▶ Request: Write every record out again exactly, and keep images out of it.

▶ Records for this exercise:
(begin)

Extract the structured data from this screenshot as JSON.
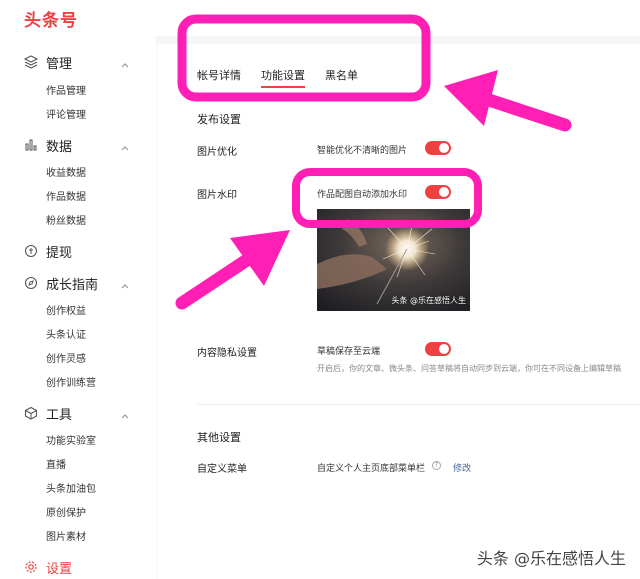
{
  "app": {
    "logo": "头条号",
    "brand_color": "#f04142"
  },
  "sidebar": {
    "groups": [
      {
        "title": "管理",
        "icon": "layers-icon",
        "items": [
          "作品管理",
          "评论管理"
        ]
      },
      {
        "title": "数据",
        "icon": "bar-chart-icon",
        "items": [
          "收益数据",
          "作品数据",
          "粉丝数据"
        ]
      },
      {
        "title": "提现",
        "icon": "coin-icon",
        "items": []
      },
      {
        "title": "成长指南",
        "icon": "compass-icon",
        "items": [
          "创作权益",
          "头条认证",
          "创作灵感",
          "创作训练营"
        ]
      },
      {
        "title": "工具",
        "icon": "cube-icon",
        "items": [
          "功能实验室",
          "直播",
          "头条加油包",
          "原创保护",
          "图片素材"
        ]
      },
      {
        "title": "设置",
        "icon": "gear-icon",
        "items": []
      }
    ]
  },
  "tabs": [
    "帐号详情",
    "功能设置",
    "黑名单"
  ],
  "active_tab": "功能设置",
  "publish": {
    "title": "发布设置",
    "image_optimize": {
      "label": "图片优化",
      "text": "智能优化不清晰的图片",
      "enabled": true
    },
    "watermark": {
      "label": "图片水印",
      "text": "作品配图自动添加水印",
      "enabled": true,
      "preview_mark": "头条 @乐在感悟人生"
    },
    "privacy": {
      "label": "内容隐私设置",
      "text": "草稿保存至云端",
      "enabled": true,
      "hint": "开启后，你的文章、微头条、问答草稿将自动同步到云端，你可在不同设备上编辑草稿"
    }
  },
  "other": {
    "title": "其他设置",
    "menu": {
      "label": "自定义菜单",
      "text": "自定义个人主页底部菜单栏",
      "help": "?",
      "link": "修改"
    }
  },
  "page_watermark": "头条 @乐在感悟人生",
  "annotation_color": "#ff1fb4"
}
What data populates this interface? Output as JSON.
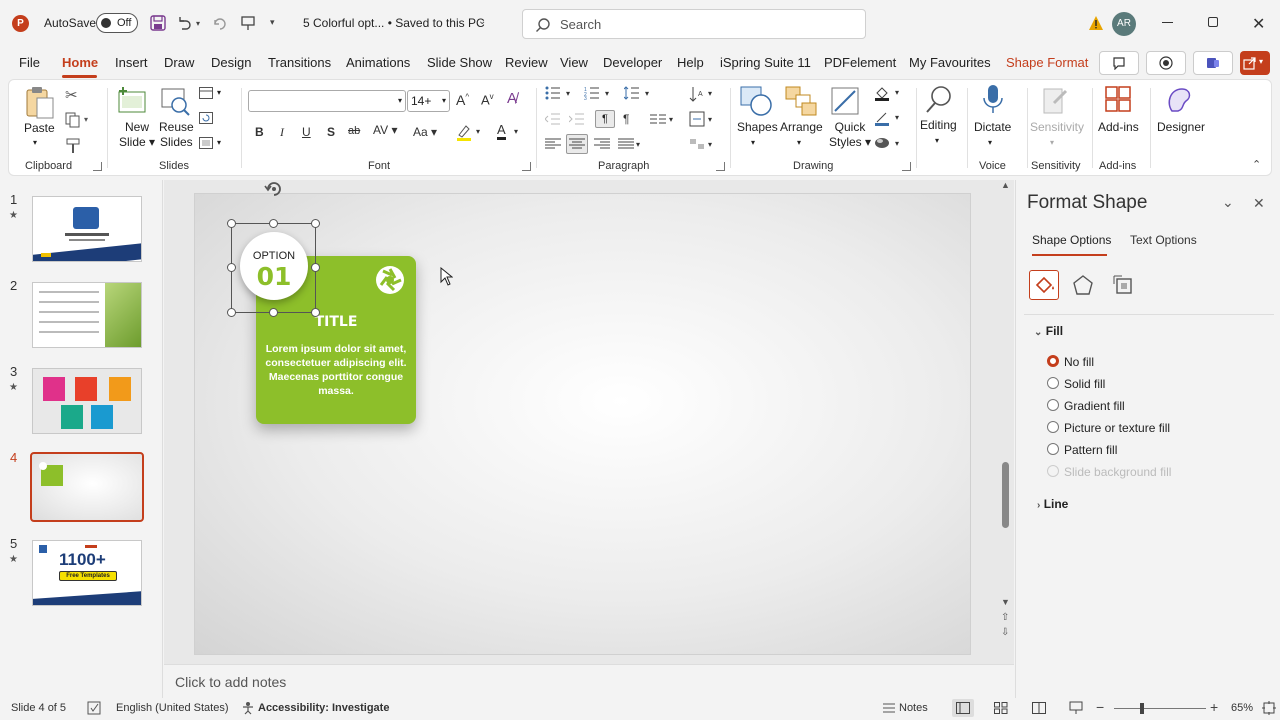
{
  "titlebar": {
    "autosave_label": "AutoSave",
    "autosave_state": "Off",
    "doc_title": "5 Colorful opt... • Saved to this PC",
    "search_placeholder": "Search",
    "avatar": "AR"
  },
  "tabs": [
    "File",
    "Home",
    "Insert",
    "Draw",
    "Design",
    "Transitions",
    "Animations",
    "Slide Show",
    "Review",
    "View",
    "Developer",
    "Help",
    "iSpring Suite 11",
    "PDFelement",
    "My Favourites",
    "Shape Format"
  ],
  "active_tab": "Home",
  "ribbon": {
    "clipboard": {
      "paste": "Paste",
      "label": "Clipboard"
    },
    "slides": {
      "new_slide": "New",
      "new_slide2": "Slide",
      "reuse": "Reuse",
      "reuse2": "Slides",
      "label": "Slides"
    },
    "font": {
      "font_name": "",
      "font_size": "14+",
      "label": "Font"
    },
    "paragraph": {
      "label": "Paragraph"
    },
    "drawing": {
      "shapes": "Shapes",
      "arrange": "Arrange",
      "quick": "Quick",
      "styles": "Styles",
      "label": "Drawing"
    },
    "editing": {
      "label": "Editing"
    },
    "voice": {
      "dictate": "Dictate",
      "label": "Voice"
    },
    "sensitivity": {
      "btn": "Sensitivity",
      "label": "Sensitivity"
    },
    "addins": {
      "btn": "Add-ins",
      "label": "Add-ins"
    },
    "designer": {
      "btn": "Designer"
    }
  },
  "thumbnails": [
    {
      "num": "1",
      "star": "★",
      "big": "",
      "small": ""
    },
    {
      "num": "2",
      "star": "",
      "big": "",
      "small": ""
    },
    {
      "num": "3",
      "star": "★",
      "big": "",
      "small": ""
    },
    {
      "num": "4",
      "star": "",
      "big": "",
      "small": ""
    },
    {
      "num": "5",
      "star": "★",
      "big": "1100+",
      "small": "Free Templates"
    }
  ],
  "selected_slide": 4,
  "slide": {
    "option_label": "OPTION",
    "option_number": "01",
    "card_title": "TITLE",
    "card_body": "Lorem ipsum dolor sit amet, consectetuer adipiscing elit. Maecenas porttitor congue massa.",
    "card_color": "#8dbf2a"
  },
  "notes_placeholder": "Click to add notes",
  "format_pane": {
    "title": "Format Shape",
    "tab_shape": "Shape Options",
    "tab_text": "Text Options",
    "fill_header": "Fill",
    "options": [
      "No fill",
      "Solid fill",
      "Gradient fill",
      "Picture or texture fill",
      "Pattern fill",
      "Slide background fill"
    ],
    "selected_option": "No fill",
    "line_header": "Line",
    "accent": "#c43e1c"
  },
  "status": {
    "slide_info": "Slide 4 of 5",
    "language": "English (United States)",
    "accessibility": "Accessibility: Investigate",
    "notes": "Notes",
    "zoom": "65%"
  }
}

(end)

▶ Expected answer:
Extract the structured data from this screenshot as JSON.
{
  "app": {
    "logo": "头条号",
    "brand_color": "#f04142"
  },
  "sidebar": {
    "groups": [
      {
        "title": "管理",
        "icon": "layers-icon",
        "items": [
          "作品管理",
          "评论管理"
        ]
      },
      {
        "title": "数据",
        "icon": "bar-chart-icon",
        "items": [
          "收益数据",
          "作品数据",
          "粉丝数据"
        ]
      },
      {
        "title": "提现",
        "icon": "coin-icon",
        "items": []
      },
      {
        "title": "成长指南",
        "icon": "compass-icon",
        "items": [
          "创作权益",
          "头条认证",
          "创作灵感",
          "创作训练营"
        ]
      },
      {
        "title": "工具",
        "icon": "cube-icon",
        "items": [
          "功能实验室",
          "直播",
          "头条加油包",
          "原创保护",
          "图片素材"
        ]
      },
      {
        "title": "设置",
        "icon": "gear-icon",
        "items": []
      }
    ]
  },
  "tabs": [
    "帐号详情",
    "功能设置",
    "黑名单"
  ],
  "active_tab": "功能设置",
  "publish": {
    "title": "发布设置",
    "image_optimize": {
      "label": "图片优化",
      "text": "智能优化不清晰的图片",
      "enabled": true
    },
    "watermark": {
      "label": "图片水印",
      "text": "作品配图自动添加水印",
      "enabled": true,
      "preview_mark": "头条 @乐在感悟人生"
    },
    "privacy": {
      "label": "内容隐私设置",
      "text": "草稿保存至云端",
      "enabled": true,
      "hint": "开启后，你的文章、微头条、问答草稿将自动同步到云端，你可在不同设备上编辑草稿"
    }
  },
  "other": {
    "title": "其他设置",
    "menu": {
      "label": "自定义菜单",
      "text": "自定义个人主页底部菜单栏",
      "help": "?",
      "link": "修改"
    }
  },
  "page_watermark": "头条 @乐在感悟人生",
  "annotation_color": "#ff1fb4"
}
What data populates this interface? Output as JSON.
{
  "titlebar": {
    "autosave_label": "AutoSave",
    "autosave_state": "Off",
    "doc_title": "5 Colorful opt... • Saved to this PC",
    "search_placeholder": "Search",
    "avatar": "AR"
  },
  "tabs": [
    "File",
    "Home",
    "Insert",
    "Draw",
    "Design",
    "Transitions",
    "Animations",
    "Slide Show",
    "Review",
    "View",
    "Developer",
    "Help",
    "iSpring Suite 11",
    "PDFelement",
    "My Favourites",
    "Shape Format"
  ],
  "active_tab": "Home",
  "ribbon": {
    "clipboard": {
      "paste": "Paste",
      "label": "Clipboard"
    },
    "slides": {
      "new_slide": "New",
      "new_slide2": "Slide",
      "reuse": "Reuse",
      "reuse2": "Slides",
      "label": "Slides"
    },
    "font": {
      "font_name": "",
      "font_size": "14+",
      "label": "Font"
    },
    "paragraph": {
      "label": "Paragraph"
    },
    "drawing": {
      "shapes": "Shapes",
      "arrange": "Arrange",
      "quick": "Quick",
      "styles": "Styles",
      "label": "Drawing"
    },
    "editing": {
      "label": "Editing"
    },
    "voice": {
      "dictate": "Dictate",
      "label": "Voice"
    },
    "sensitivity": {
      "btn": "Sensitivity",
      "label": "Sensitivity"
    },
    "addins": {
      "btn": "Add-ins",
      "label": "Add-ins"
    },
    "designer": {
      "btn": "Designer"
    }
  },
  "thumbnails": [
    {
      "num": "1",
      "star": "★",
      "big": "",
      "small": ""
    },
    {
      "num": "2",
      "star": "",
      "big": "",
      "small": ""
    },
    {
      "num": "3",
      "star": "★",
      "big": "",
      "small": ""
    },
    {
      "num": "4",
      "star": "",
      "big": "",
      "small": ""
    },
    {
      "num": "5",
      "star": "★",
      "big": "1100+",
      "small": "Free Templates"
    }
  ],
  "selected_slide": 4,
  "slide": {
    "option_label": "OPTION",
    "option_number": "01",
    "card_title": "TITLE",
    "card_body": "Lorem ipsum dolor sit amet, consectetuer adipiscing elit. Maecenas porttitor congue massa.",
    "card_color": "#8dbf2a"
  },
  "notes_placeholder": "Click to add notes",
  "format_pane": {
    "title": "Format Shape",
    "tab_shape": "Shape Options",
    "tab_text": "Text Options",
    "fill_header": "Fill",
    "options": [
      "No fill",
      "Solid fill",
      "Gradient fill",
      "Picture or texture fill",
      "Pattern fill",
      "Slide background fill"
    ],
    "selected_option": "No fill",
    "line_header": "Line",
    "accent": "#c43e1c"
  },
  "status": {
    "slide_info": "Slide 4 of 5",
    "language": "English (United States)",
    "accessibility": "Accessibility: Investigate",
    "notes": "Notes",
    "zoom": "65%"
  }
}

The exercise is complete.